*Data to process:*
**********

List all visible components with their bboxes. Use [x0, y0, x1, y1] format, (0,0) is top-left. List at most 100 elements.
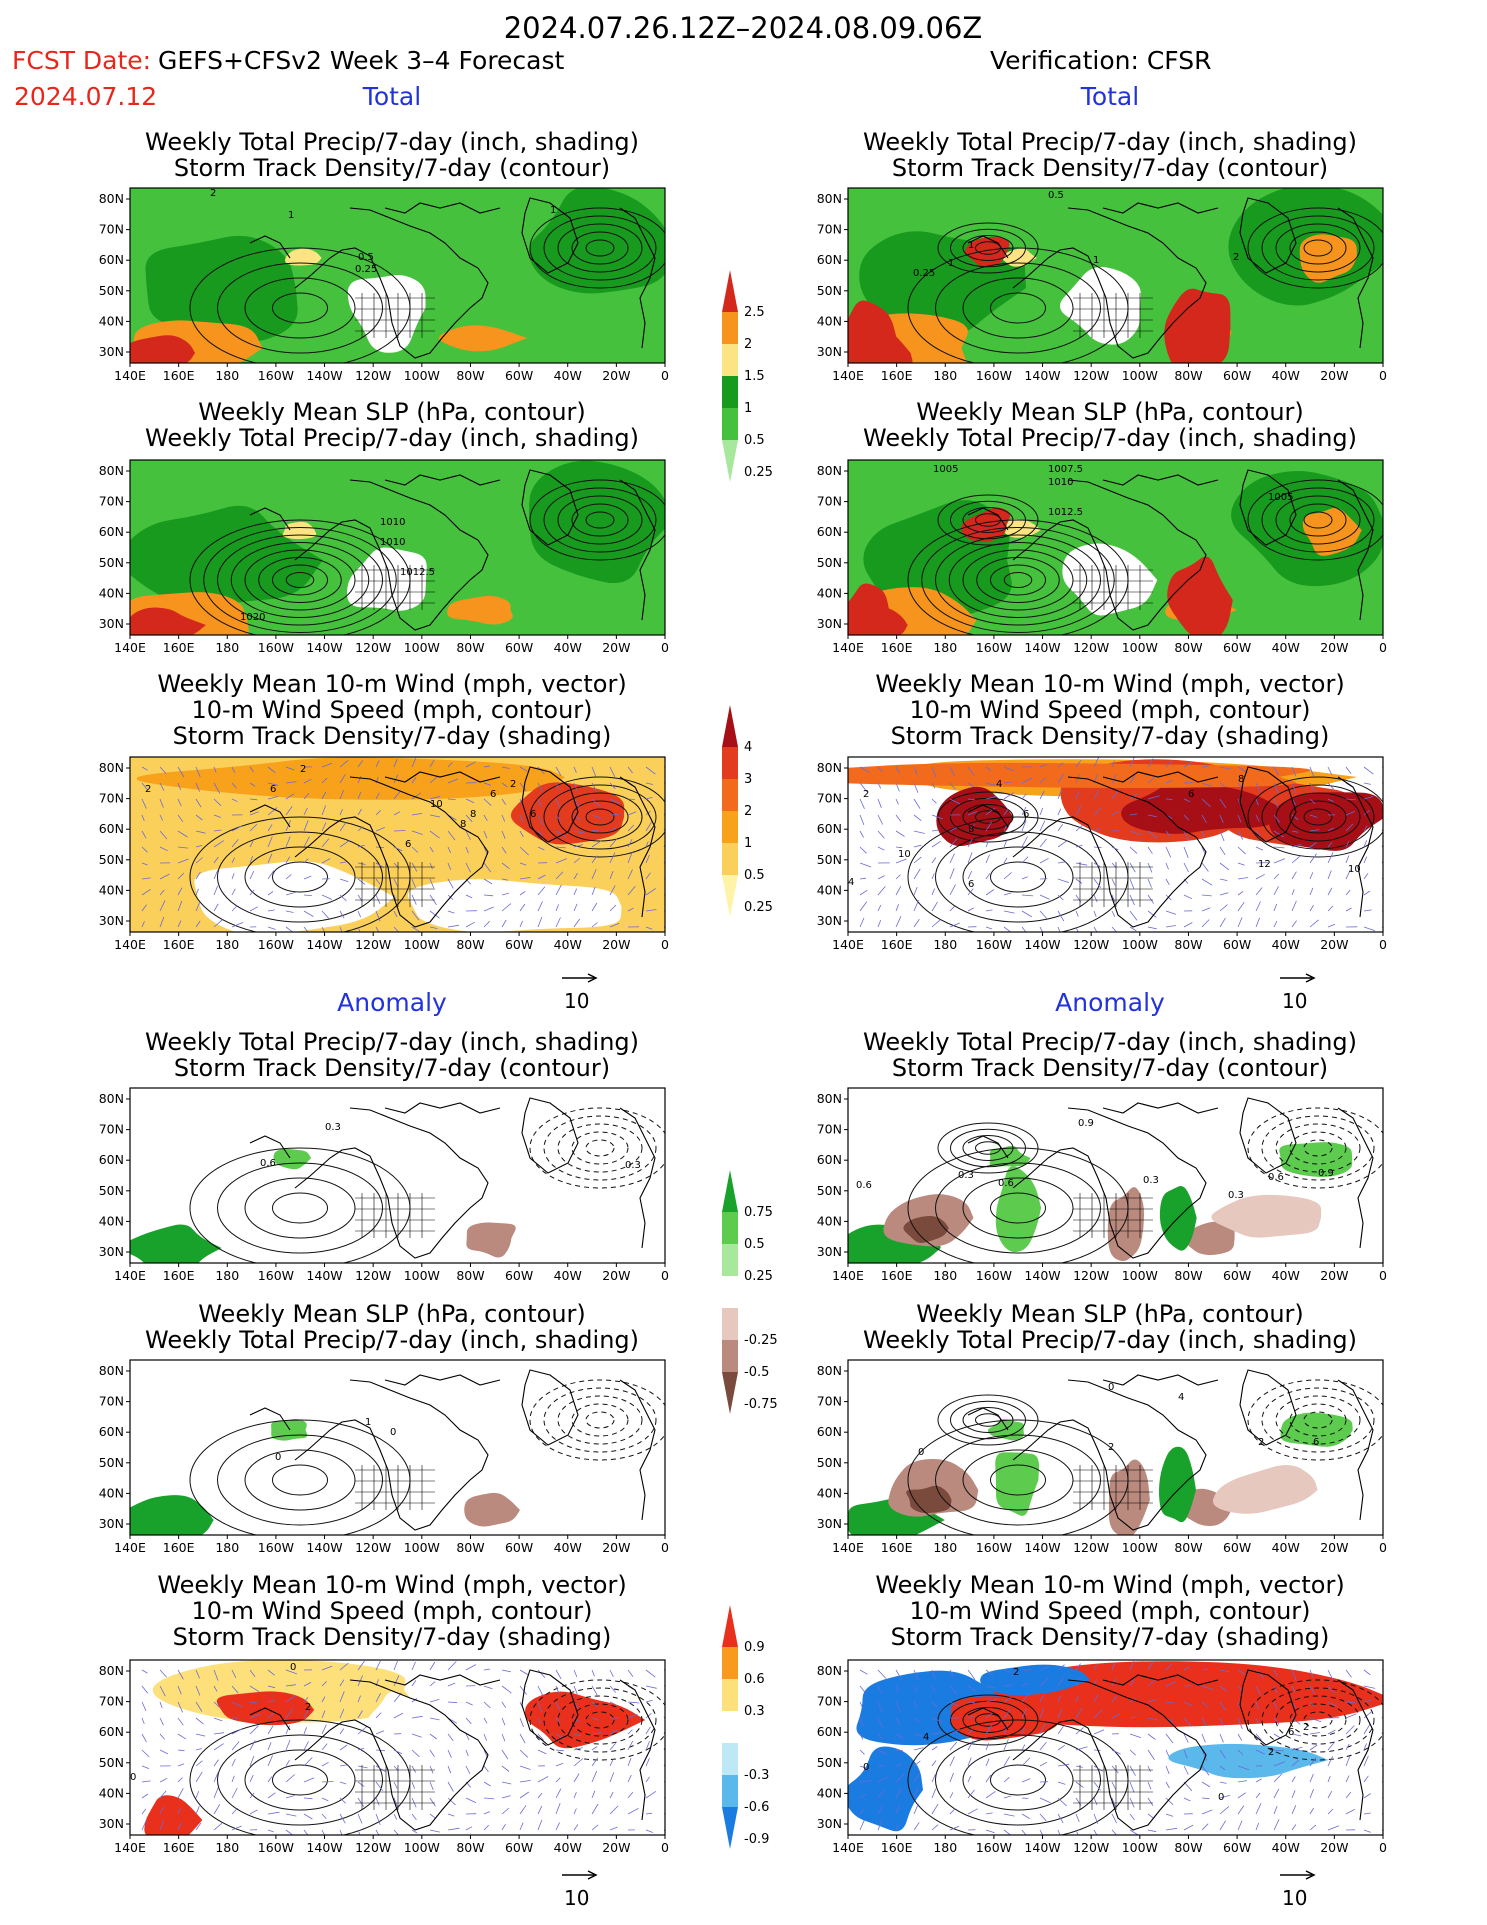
wind-vector	[1309, 1773, 1314, 1783]
wind-vector	[1345, 840, 1350, 848]
wind-vector	[1111, 1765, 1119, 1774]
contour-line	[543, 1387, 657, 1453]
wind-vector	[213, 1701, 220, 1708]
wind-vector	[609, 827, 616, 832]
panel-title-line: Weekly Mean SLP (hPa, contour)	[916, 1300, 1304, 1328]
wind-vector	[1147, 814, 1157, 818]
wind-vector	[1345, 907, 1352, 912]
contour-line	[1247, 776, 1383, 858]
contour-label: 8	[470, 809, 476, 820]
wind-vector	[1363, 1669, 1371, 1676]
section-anomaly-right: Anomaly	[1055, 988, 1165, 1017]
wind-vector	[519, 846, 529, 856]
wind-vector	[609, 1759, 614, 1767]
wind-vector	[645, 841, 649, 848]
coastline	[1337, 207, 1374, 349]
wind-vector	[1237, 814, 1242, 823]
lon-tick-label: 140E	[832, 1840, 864, 1855]
wind-vector	[1255, 1669, 1264, 1678]
wind-vector	[1273, 1773, 1283, 1783]
lon-tick-label: 40W	[1272, 1840, 1300, 1855]
wind-vector	[231, 857, 235, 864]
wind-vector	[1129, 862, 1136, 873]
wind-vector	[931, 840, 942, 848]
wind-vector	[465, 761, 476, 768]
wind-vector	[1273, 1819, 1280, 1831]
wind-vector	[1201, 878, 1213, 886]
wind-vector	[1129, 813, 1138, 816]
vector-ref-arrow-3: 10	[560, 1862, 600, 1910]
wind-vector	[267, 1700, 275, 1703]
colorbar-label: 0.3	[744, 1704, 765, 1719]
wind-vector	[447, 1701, 458, 1704]
contour-label: 2	[1108, 1442, 1114, 1453]
wind-vector	[195, 830, 206, 834]
wind-vector	[895, 814, 902, 822]
contour-line	[962, 507, 1014, 533]
wind-vector	[231, 1685, 239, 1694]
contour-line	[1261, 1387, 1375, 1453]
colorbar-segment	[722, 1276, 738, 1308]
wind-vector	[1255, 917, 1260, 928]
wind-vector	[501, 903, 512, 912]
wind-vector	[249, 870, 255, 880]
wind-vector	[591, 855, 598, 864]
wind-vector	[1255, 887, 1263, 896]
wind-vector	[609, 1772, 615, 1783]
contour-line	[244, 549, 356, 611]
contour-label: 1012.5	[1048, 507, 1083, 518]
panel-title-line: Weekly Total Precip/7-day (inch, shading…	[862, 128, 1358, 156]
wind-vector	[1219, 1749, 1226, 1759]
wind-vector	[1003, 840, 1008, 848]
wind-vector	[913, 1822, 920, 1831]
contour-line	[1303, 239, 1333, 257]
lat-tick-label: 30N	[99, 913, 124, 928]
wind-vector	[627, 1713, 638, 1719]
wind-vector	[1219, 1685, 1228, 1692]
wind-vector	[913, 1803, 919, 1815]
lat-tick-label: 50N	[99, 852, 124, 867]
wind-vector	[931, 829, 940, 832]
wind-vector	[1057, 1725, 1064, 1735]
wind-vector	[1291, 900, 1297, 912]
wind-vector	[1003, 1795, 1012, 1799]
contour-label: 1005	[1268, 492, 1293, 503]
wind-vector	[285, 1829, 293, 1835]
coastline	[1337, 479, 1374, 621]
wind-vector	[321, 1829, 325, 1835]
wind-vector	[1021, 1757, 1031, 1767]
wind-vector	[357, 894, 363, 902]
coastline	[1012, 1679, 1207, 1831]
wind-vector	[177, 846, 189, 849]
wind-vector	[949, 838, 958, 848]
coastline	[967, 804, 1009, 828]
colorbar-precip-anomaly: 0.75 0.5 0.25 -0.25 -0.5 -0.75	[722, 1170, 802, 1418]
wind-vector	[931, 1746, 938, 1751]
wind-vector	[303, 1797, 313, 1800]
wind-vector	[285, 1813, 297, 1817]
wind-vector	[267, 824, 273, 832]
wind-vector	[555, 830, 567, 838]
wind-vector	[1057, 823, 1064, 832]
shading-region	[1168, 1743, 1329, 1779]
wind-vector	[177, 1733, 187, 1740]
wind-vector	[1273, 1669, 1278, 1677]
panel-title-line: 10-m Wind Speed (mph, contour)	[191, 1597, 593, 1625]
wind-vector	[967, 1701, 976, 1704]
wind-vector	[501, 862, 510, 870]
wind-vector	[141, 1701, 147, 1711]
wind-vector	[1327, 870, 1332, 880]
wind-vector	[931, 1773, 936, 1783]
contour-label: 6	[1023, 809, 1029, 820]
contour-line	[975, 241, 1001, 255]
wind-vector	[573, 872, 578, 880]
wind-vector	[573, 1808, 577, 1815]
wind-vector	[645, 1829, 654, 1833]
wind-vector	[591, 840, 602, 848]
wind-vector	[913, 1747, 924, 1751]
wind-vector	[1309, 1807, 1315, 1815]
wind-vector	[267, 807, 278, 816]
wind-vector	[1093, 1664, 1098, 1671]
contour-label: 0.6	[260, 1158, 276, 1169]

**********

*Given request:*
Start at the line that has "1773, 1314, 1783]" and stop after the line that has "panel-title-line: Weekly Total". Rewrite those lines with "wind-vector" renamed to "wind-barb" throughout, keeping everything else the same.

*Response below:*
wind-barb	[1309, 1773, 1314, 1783]
wind-barb	[1345, 840, 1350, 848]
wind-barb	[1111, 1765, 1119, 1774]
contour-line	[543, 1387, 657, 1453]
wind-barb	[213, 1701, 220, 1708]
wind-barb	[609, 827, 616, 832]
panel-title-line: Weekly Mean SLP (hPa, contour)	[916, 1300, 1304, 1328]
wind-barb	[1147, 814, 1157, 818]
wind-barb	[1345, 907, 1352, 912]
contour-line	[1247, 776, 1383, 858]
contour-label: 8	[470, 809, 476, 820]
wind-barb	[1363, 1669, 1371, 1676]
section-anomaly-right: Anomaly	[1055, 988, 1165, 1017]
wind-barb	[519, 846, 529, 856]
wind-barb	[609, 1759, 614, 1767]
wind-barb	[645, 841, 649, 848]
coastline	[1337, 207, 1374, 349]
wind-barb	[1237, 814, 1242, 823]
lon-tick-label: 140E	[832, 1840, 864, 1855]
wind-barb	[1255, 1669, 1264, 1678]
wind-barb	[1273, 1773, 1283, 1783]
lon-tick-label: 40W	[1272, 1840, 1300, 1855]
wind-barb	[231, 857, 235, 864]
wind-barb	[1129, 862, 1136, 873]
wind-barb	[931, 840, 942, 848]
wind-barb	[465, 761, 476, 768]
wind-barb	[1273, 1819, 1280, 1831]
wind-barb	[1201, 878, 1213, 886]
wind-barb	[1129, 813, 1138, 816]
vector-ref-arrow-3: 10	[560, 1862, 600, 1910]
wind-barb	[267, 1700, 275, 1703]
colorbar-label: 0.3	[744, 1704, 765, 1719]
wind-barb	[447, 1701, 458, 1704]
contour-label: 2	[1108, 1442, 1114, 1453]
wind-barb	[195, 830, 206, 834]
wind-barb	[895, 814, 902, 822]
contour-line	[962, 507, 1014, 533]
wind-barb	[231, 1685, 239, 1694]
contour-line	[1261, 1387, 1375, 1453]
colorbar-segment	[722, 1276, 738, 1308]
wind-barb	[1255, 917, 1260, 928]
wind-barb	[501, 903, 512, 912]
wind-barb	[249, 870, 255, 880]
wind-barb	[591, 855, 598, 864]
wind-barb	[1255, 887, 1263, 896]
wind-barb	[609, 1772, 615, 1783]
contour-line	[244, 549, 356, 611]
contour-label: 1012.5	[1048, 507, 1083, 518]
panel-title-line: Weekly Total Precip/7-day (inch, shading…	[862, 128, 1358, 156]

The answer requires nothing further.